> Directions
Copy word for word the lines of the listing below from the one containing "bet-panel-2: Miser Auto" through the one containing "place-bet-button[interactable]: Miser 1.00 XOF <box>287 658", including both, and nothing more.

> Data for this exercise
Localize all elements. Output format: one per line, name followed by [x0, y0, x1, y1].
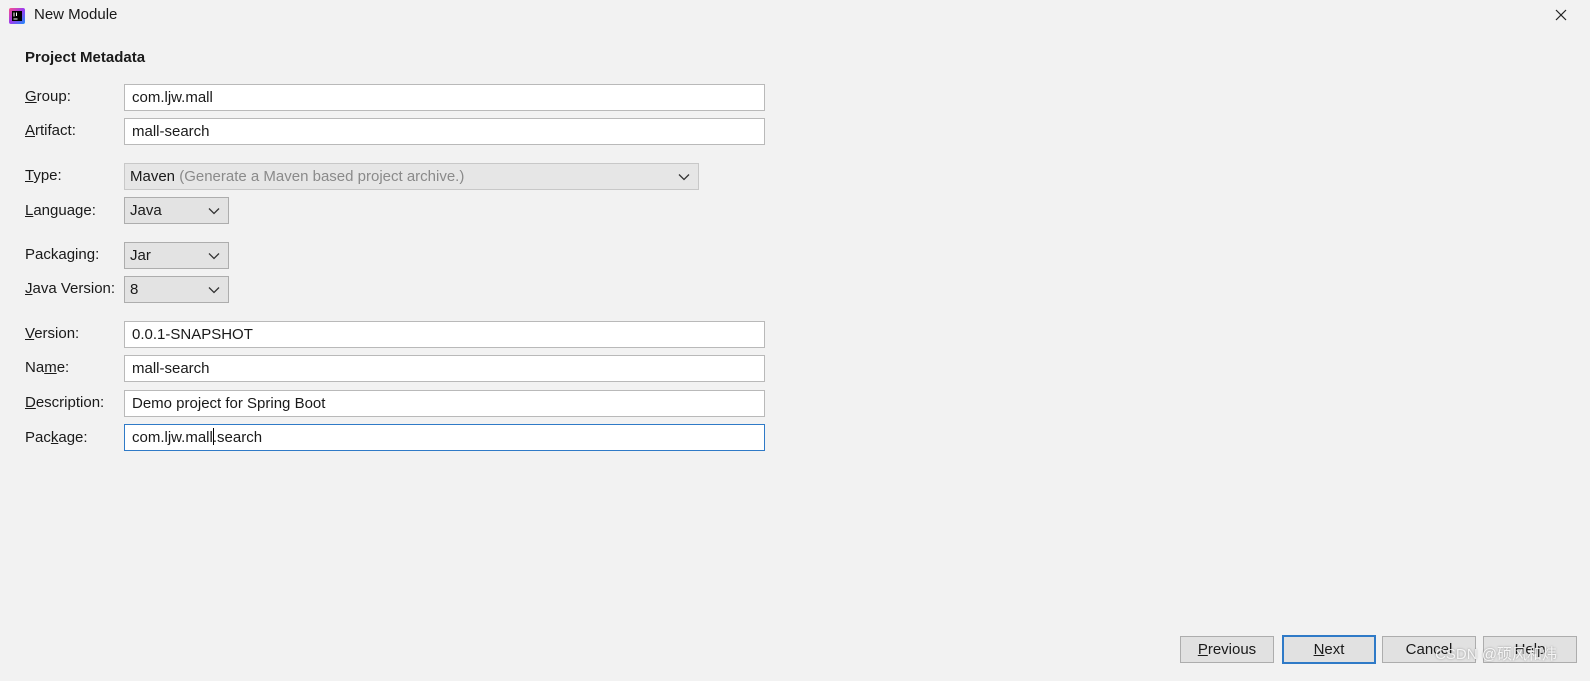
type-select-value: Maven (Generate a Maven based project ar… — [130, 164, 464, 189]
previous-button[interactable]: Previous — [1180, 636, 1274, 663]
java-version-label-mnemonic: J — [25, 280, 33, 297]
chevron-down-icon — [208, 287, 220, 294]
package-input-text-before-caret: com.ljw.mall — [132, 429, 213, 446]
packaging-label-mnemonic: g — [66, 246, 76, 263]
help-button[interactable]: Help — [1483, 636, 1577, 663]
next-button-label: ext — [1324, 641, 1345, 658]
java-version-label: Java Version: — [25, 280, 115, 297]
type-select-hint: (Generate a Maven based project archive.… — [179, 168, 465, 185]
chevron-down-icon — [678, 174, 690, 181]
artifact-label-mnemonic: A — [25, 122, 36, 139]
title-bar: New Module — [0, 0, 1590, 32]
group-label: Group: — [25, 88, 71, 105]
version-input[interactable]: 0.0.1-SNAPSHOT — [124, 321, 765, 348]
packaging-select-value: Jar — [130, 247, 151, 264]
language-select-value: Java — [130, 202, 162, 219]
version-label-mnemonic: V — [25, 325, 35, 342]
name-label-mnemonic: m — [44, 359, 57, 376]
java-version-label-text: ava Version: — [32, 280, 116, 297]
package-label-pre: Pac — [25, 429, 51, 446]
packaging-label-pre: Packa — [25, 246, 67, 263]
package-label-text: age: — [58, 429, 88, 446]
name-label-text: e: — [56, 359, 70, 376]
new-module-dialog: New Module Project Metadata Group: com.l… — [0, 0, 1590, 681]
section-title: Project Metadata — [25, 49, 146, 66]
java-version-select-value: 8 — [130, 281, 139, 298]
previous-button-label: revious — [1207, 641, 1257, 658]
description-label-text: escription: — [35, 394, 105, 411]
next-button-mnemonic: N — [1313, 641, 1325, 658]
artifact-input[interactable]: mall-search — [124, 118, 765, 145]
intellij-app-icon — [9, 8, 25, 24]
description-label-mnemonic: D — [25, 394, 36, 411]
artifact-label-text: rtifact: — [35, 122, 76, 139]
cancel-button[interactable]: Cancel — [1382, 636, 1476, 663]
group-label-mnemonic: G — [25, 88, 37, 105]
packaging-label: Packaging: — [25, 246, 99, 263]
name-label: Name: — [25, 359, 69, 376]
type-select[interactable]: Maven (Generate a Maven based project ar… — [124, 163, 699, 190]
package-input-text-after-caret: .search — [212, 429, 263, 446]
name-input[interactable]: mall-search — [124, 355, 765, 382]
packaging-label-text: ing: — [75, 246, 100, 263]
packaging-select[interactable]: Jar — [124, 242, 229, 269]
version-label-text: ersion: — [34, 325, 80, 342]
language-label: Language: — [25, 202, 96, 219]
language-select[interactable]: Java — [124, 197, 229, 224]
java-version-select[interactable]: 8 — [124, 276, 229, 303]
type-select-value-text: Maven — [130, 168, 176, 185]
previous-button-mnemonic: P — [1197, 641, 1208, 658]
description-input[interactable]: Demo project for Spring Boot — [124, 390, 765, 417]
window-title: New Module — [34, 6, 118, 23]
artifact-label: Artifact: — [25, 122, 76, 139]
name-label-pre: Na — [25, 359, 45, 376]
type-label-text: ype: — [33, 167, 62, 184]
group-label-text: roup: — [36, 88, 71, 105]
package-input[interactable]: com.ljw.mall.search — [124, 424, 765, 451]
description-label: Description: — [25, 394, 104, 411]
close-icon[interactable] — [1550, 4, 1572, 26]
chevron-down-icon — [208, 208, 220, 215]
next-button[interactable]: Next — [1282, 635, 1376, 664]
group-input[interactable]: com.ljw.mall — [124, 84, 765, 111]
chevron-down-icon — [208, 253, 220, 260]
version-label: Version: — [25, 325, 79, 342]
package-label: Package: — [25, 429, 88, 446]
language-label-text: anguage: — [33, 202, 96, 219]
type-label: Type: — [25, 167, 62, 184]
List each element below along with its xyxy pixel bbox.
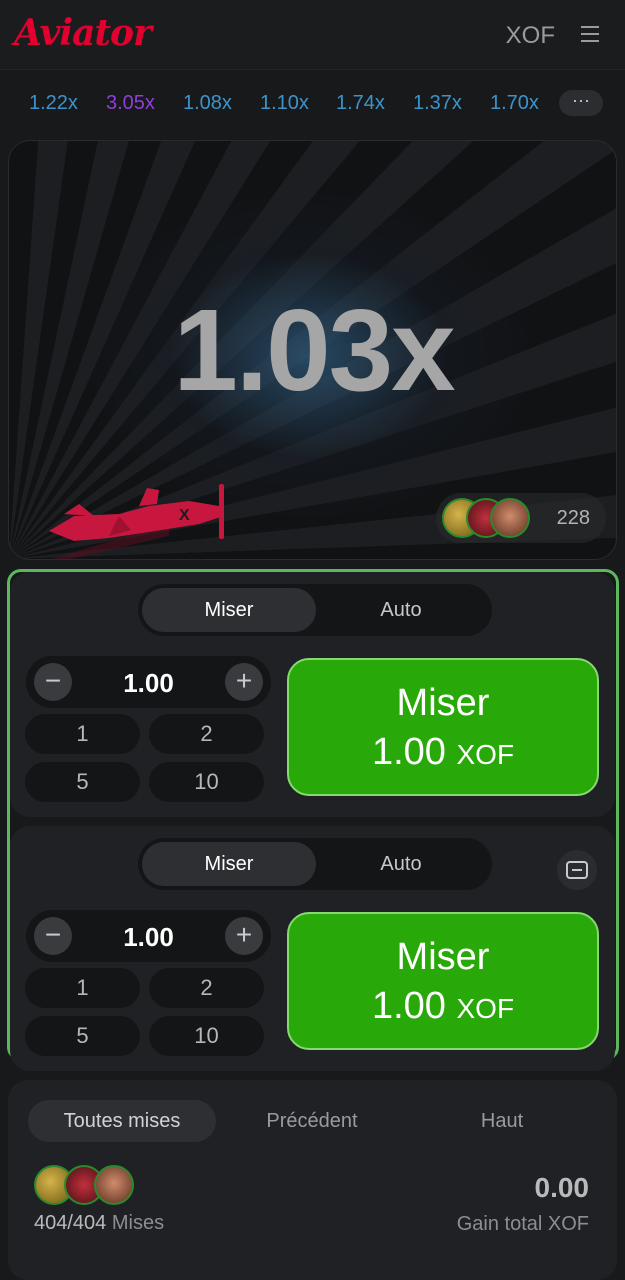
bet-panel-2: Miser Auto − 1.00 + 1 2 5 10 Miser 1.00 … <box>10 826 615 1071</box>
tab-previous[interactable]: Précédent <box>218 1100 406 1142</box>
place-bet-button[interactable]: Miser 1.00 XOF <box>287 658 599 796</box>
player-avatar <box>490 498 530 538</box>
bets-label: Mises <box>111 1212 165 1234</box>
bet-button-amount-line: 1.00 XOF <box>289 985 597 1028</box>
increase-amount-button[interactable]: + <box>225 663 263 701</box>
place-bet-button[interactable]: Miser 1.00 XOF <box>287 912 599 1050</box>
bet-button-currency: XOF <box>456 993 515 1024</box>
bets-count: 404/404 <box>34 1212 107 1234</box>
tab-miser[interactable]: Miser <box>142 842 316 886</box>
aviator-logo[interactable]: Aviator <box>14 12 152 54</box>
more-history-button[interactable]: ··· <box>559 90 603 116</box>
amount-stepper: − 1.00 + <box>26 656 271 708</box>
decrease-amount-button[interactable]: − <box>34 917 72 955</box>
bet-button-title: Miser <box>396 682 490 724</box>
history-multiplier: 1.08x <box>183 92 232 114</box>
players-count: 228 <box>556 507 590 529</box>
currency-label: XOF <box>505 22 555 49</box>
tab-auto[interactable]: Auto <box>314 842 488 886</box>
bet-amount-input[interactable]: 1.00 <box>86 668 211 699</box>
tab-all-bets[interactable]: Toutes mises <box>28 1100 216 1142</box>
total-win-label: Gain total XOF <box>456 1213 589 1235</box>
game-canvas: X 1.03x 228 <box>8 140 617 560</box>
hamburger-menu-icon[interactable] <box>581 26 599 42</box>
quick-amount-button[interactable]: 5 <box>25 762 140 802</box>
multiplier-history-bar: 1.22x 3.05x 1.08x 1.10x 1.74x 1.37x 1.70… <box>0 70 625 136</box>
bet-panel-1: Miser Auto − 1.00 + 1 2 5 10 Miser 1.00 … <box>10 572 615 817</box>
bets-list-section: Toutes mises Précédent Haut 404/404 Mise… <box>8 1080 617 1280</box>
tab-auto[interactable]: Auto <box>314 588 488 632</box>
amount-stepper: − 1.00 + <box>26 910 271 962</box>
bet-amount-input[interactable]: 1.00 <box>86 922 211 953</box>
aviator-game-page: Aviator XOF 1.22x 3.05x 1.08x 1.10x 1.74… <box>0 0 625 1280</box>
quick-amount-button[interactable]: 5 <box>25 1016 140 1056</box>
top-header: Aviator XOF <box>0 0 625 70</box>
bets-count-row: 404/404 Mises <box>34 1212 164 1235</box>
bet-button-currency: XOF <box>456 739 515 770</box>
quick-amount-button[interactable]: 2 <box>149 714 264 754</box>
bet-button-amount-line: 1.00 XOF <box>289 731 597 774</box>
current-multiplier: 1.03x <box>173 285 455 415</box>
decrease-amount-button[interactable]: − <box>34 663 72 701</box>
active-players-widget: 228 <box>436 493 606 543</box>
quick-amount-button[interactable]: 10 <box>149 1016 264 1056</box>
bet-button-amount: 1.00 <box>371 731 446 773</box>
quick-amount-button[interactable]: 1 <box>25 714 140 754</box>
bet-button-title: Miser <box>396 936 490 978</box>
increase-amount-button[interactable]: + <box>225 917 263 955</box>
total-win-value: 0.00 <box>534 1172 590 1203</box>
svg-text:X: X <box>179 507 190 524</box>
history-multiplier: 1.70x <box>490 92 539 114</box>
history-multiplier: 1.22x <box>29 92 78 114</box>
history-multiplier: 1.74x <box>336 92 385 114</box>
airplane-icon: X <box>49 484 224 559</box>
tab-miser[interactable]: Miser <box>142 588 316 632</box>
quick-amount-button[interactable]: 2 <box>149 968 264 1008</box>
quick-amount-button[interactable]: 1 <box>25 968 140 1008</box>
player-avatar <box>94 1165 134 1205</box>
history-multiplier: 3.05x <box>106 92 155 114</box>
quick-amount-button[interactable]: 10 <box>149 762 264 802</box>
history-multiplier: 1.10x <box>260 92 309 114</box>
bet-button-amount: 1.00 <box>371 985 446 1027</box>
tab-top[interactable]: Haut <box>408 1100 596 1142</box>
bet-mode-toggle: Miser Auto <box>138 584 492 636</box>
remove-bet-panel-icon[interactable] <box>557 850 597 890</box>
bet-mode-toggle: Miser Auto <box>138 838 492 890</box>
history-multiplier: 1.37x <box>413 92 462 114</box>
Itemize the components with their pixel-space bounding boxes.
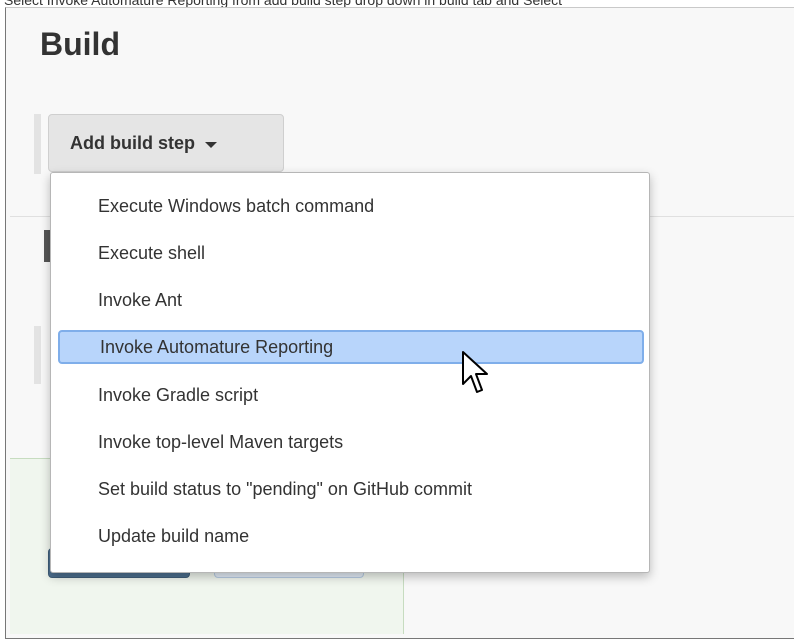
menu-item-update-build-name[interactable]: Update build name (51, 519, 649, 553)
add-build-step-label: Add build step (70, 132, 195, 153)
menu-item-invoke-maven-targets[interactable]: Invoke top-level Maven targets (51, 425, 649, 459)
build-step-bar (34, 114, 41, 174)
menu-item-invoke-ant[interactable]: Invoke Ant (51, 283, 649, 317)
menu-item-invoke-automature-reporting[interactable]: Invoke Automature Reporting (58, 330, 644, 364)
menu-item-set-build-status-pending[interactable]: Set build status to "pending" on GitHub … (51, 472, 649, 506)
menu-item-invoke-gradle-script[interactable]: Invoke Gradle script (51, 378, 649, 412)
post-build-step-bar (34, 326, 41, 384)
menu-item-execute-shell[interactable]: Execute shell (51, 236, 649, 270)
build-step-dropdown-menu: Execute Windows batch command Execute sh… (50, 172, 650, 573)
mouse-pointer-icon (462, 351, 488, 393)
add-build-step-button[interactable]: Add build step (48, 114, 284, 172)
caret-down-icon (205, 142, 217, 148)
menu-item-execute-windows-batch[interactable]: Execute Windows batch command (51, 189, 649, 223)
section-title-build: Build (40, 26, 120, 62)
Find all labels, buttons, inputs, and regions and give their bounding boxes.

> Complete answer
bet-panel-2: Miser Auto − 1.00 + 1 2 5 10 Miser 1.00 … <box>10 826 615 1071</box>
tab-previous[interactable]: Précédent <box>218 1100 406 1142</box>
place-bet-button[interactable]: Miser 1.00 XOF <box>287 658 599 796</box>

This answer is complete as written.